GIVEN EXERCISE
Repeat each entry as written, dropping any picture you find.

start

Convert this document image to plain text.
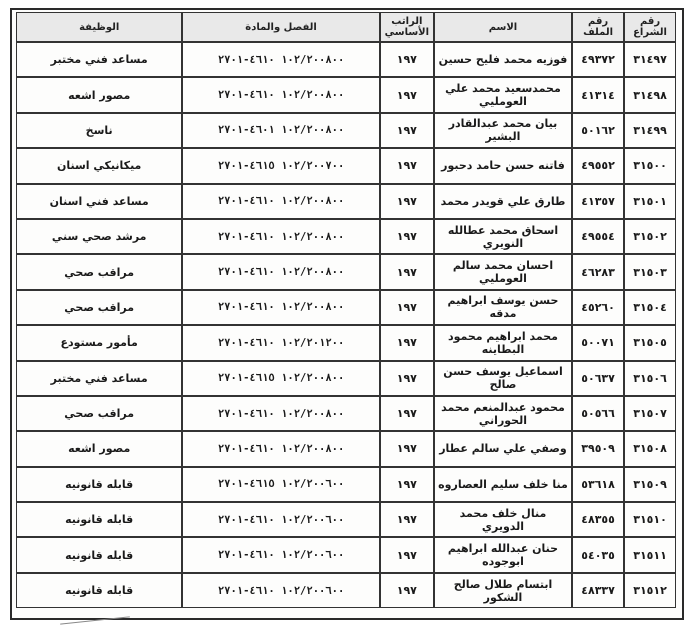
رقم الشراع	رقم الملف	الاسم	الراتب الأساسي	الفصل والمادة	الوظيفة
٣١٤٩٧	٤٩٣٧٢	فوزيه محمد فليح حسين	١٩٧	١٠٢/٢٠٠٨٠٠ ٤٦١٠-٢٧٠١	مساعد فني مختبر
٣١٤٩٨	٤١٣١٤	محمدسعيد محمد علي العومليي	١٩٧	١٠٢/٢٠٠٨٠٠ ٤٦١٠-٢٧٠١	مصور اشعه
٣١٤٩٩	٥٠١٦٢	بيان محمد عبدالقادر البشير	١٩٧	١٠٢/٢٠٠٨٠٠ ٤٦٠١-٢٧٠١	ناسخ
٣١٥٠٠	٤٩٥٥٢	فاتنه حسن حامد دحبور	١٩٧	١٠٢/٢٠٠٧٠٠ ٤٦١٥-٢٧٠١	ميكانيكي اسنان
٣١٥٠١	٤١٣٥٧	طارق علي قويدر محمد	١٩٧	١٠٢/٢٠٠٨٠٠ ٤٦١٠-٢٧٠١	مساعد فني اسنان
٣١٥٠٢	٤٩٥٥٤	اسحاق محمد عطالله النويري	١٩٧	١٠٢/٢٠٠٨٠٠ ٤٦١٠-٢٧٠١	مرشد صحي سني
٣١٥٠٣	٤٦٢٨٣	احسان محمد سالم العومليي	١٩٧	١٠٢/٢٠٠٨٠٠ ٤٦١٠-٢٧٠١	مراقب صحي
٣١٥٠٤	٤٥٢٦٠	حسن يوسف ابراهيم مدقه	١٩٧	١٠٢/٢٠٠٨٠٠ ٤٦١٠-٢٧٠١	مراقب صحي
٣١٥٠٥	٥٠٠٧١	محمد ابراهيم محمود البطاينه	١٩٧	١٠٢/٢٠١٢٠٠ ٤٦١٠-٢٧٠١	مأمور مستودع
٣١٥٠٦	٥٠٦٣٧	اسماعيل يوسف حسن صالح	١٩٧	١٠٢/٢٠٠٨٠٠ ٤٦١٥-٢٧٠١	مساعد فني مختبر
٣١٥٠٧	٥٠٥٦٦	محمود عبدالمنعم محمد الحوراني	١٩٧	١٠٢/٢٠٠٨٠٠ ٤٦١٠-٢٧٠١	مراقب صحي
٣١٥٠٨	٣٩٥٠٩	وصفي علي سالم عطار	١٩٧	١٠٢/٢٠٠٨٠٠ ٤٦١٠-٢٧٠١	مصور اشعه
٣١٥٠٩	٥٣٦١٨	منا خلف سليم العصاروه	١٩٧	١٠٢/٢٠٠٦٠٠ ٤٦١٥-٢٧٠١	قابله قانونيه
٣١٥١٠	٤٨٣٥٥	منال خلف محمد الدويري	١٩٧	١٠٢/٢٠٠٦٠٠ ٤٦١٠-٢٧٠١	قابله قانونيه
٣١٥١١	٥٤٠٣٥	حنان عبدالله ابراهيم ابوجوده	١٩٧	١٠٢/٢٠٠٦٠٠ ٤٦١٠-٢٧٠١	قابله قانونيه
٣١٥١٢	٤٨٣٣٧	ابتسام طلال صالح الشكور	١٩٧	١٠٢/٢٠٠٦٠٠ ٤٦١٠-٢٧٠١	قابله قانونيه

end

ANSWER TO THIS PROBLEM
Convert this document image to plain text.
رقم الشراع	رقم الملف	الاسم	الراتب الأساسي	الفصل والمادة	الوظيفة
٣١٤٩٧	٤٩٣٧٢	فوزيه محمد فليح حسين	١٩٧	١٠٢/٢٠٠٨٠٠ ٤٦١٠-٢٧٠١	مساعد فني مختبر
٣١٤٩٨	٤١٣١٤	محمدسعيد محمد علي العومليي	١٩٧	١٠٢/٢٠٠٨٠٠ ٤٦١٠-٢٧٠١	مصور اشعه
٣١٤٩٩	٥٠١٦٢	بيان محمد عبدالقادر البشير	١٩٧	١٠٢/٢٠٠٨٠٠ ٤٦٠١-٢٧٠١	ناسخ
٣١٥٠٠	٤٩٥٥٢	فاتنه حسن حامد دحبور	١٩٧	١٠٢/٢٠٠٧٠٠ ٤٦١٥-٢٧٠١	ميكانيكي اسنان
٣١٥٠١	٤١٣٥٧	طارق علي قويدر محمد	١٩٧	١٠٢/٢٠٠٨٠٠ ٤٦١٠-٢٧٠١	مساعد فني اسنان
٣١٥٠٢	٤٩٥٥٤	اسحاق محمد عطالله النويري	١٩٧	١٠٢/٢٠٠٨٠٠ ٤٦١٠-٢٧٠١	مرشد صحي سني
٣١٥٠٣	٤٦٢٨٣	احسان محمد سالم العومليي	١٩٧	١٠٢/٢٠٠٨٠٠ ٤٦١٠-٢٧٠١	مراقب صحي
٣١٥٠٤	٤٥٢٦٠	حسن يوسف ابراهيم مدقه	١٩٧	١٠٢/٢٠٠٨٠٠ ٤٦١٠-٢٧٠١	مراقب صحي
٣١٥٠٥	٥٠٠٧١	محمد ابراهيم محمود البطاينه	١٩٧	١٠٢/٢٠١٢٠٠ ٤٦١٠-٢٧٠١	مأمور مستودع
٣١٥٠٦	٥٠٦٣٧	اسماعيل يوسف حسن صالح	١٩٧	١٠٢/٢٠٠٨٠٠ ٤٦١٥-٢٧٠١	مساعد فني مختبر
٣١٥٠٧	٥٠٥٦٦	محمود عبدالمنعم محمد الحوراني	١٩٧	١٠٢/٢٠٠٨٠٠ ٤٦١٠-٢٧٠١	مراقب صحي
٣١٥٠٨	٣٩٥٠٩	وصفي علي سالم عطار	١٩٧	١٠٢/٢٠٠٨٠٠ ٤٦١٠-٢٧٠١	مصور اشعه
٣١٥٠٩	٥٣٦١٨	منا خلف سليم العصاروه	١٩٧	١٠٢/٢٠٠٦٠٠ ٤٦١٥-٢٧٠١	قابله قانونيه
٣١٥١٠	٤٨٣٥٥	منال خلف محمد الدويري	١٩٧	١٠٢/٢٠٠٦٠٠ ٤٦١٠-٢٧٠١	قابله قانونيه
٣١٥١١	٥٤٠٣٥	حنان عبدالله ابراهيم ابوجوده	١٩٧	١٠٢/٢٠٠٦٠٠ ٤٦١٠-٢٧٠١	قابله قانونيه
٣١٥١٢	٤٨٣٣٧	ابتسام طلال صالح الشكور	١٩٧	١٠٢/٢٠٠٦٠٠ ٤٦١٠-٢٧٠١	قابله قانونيه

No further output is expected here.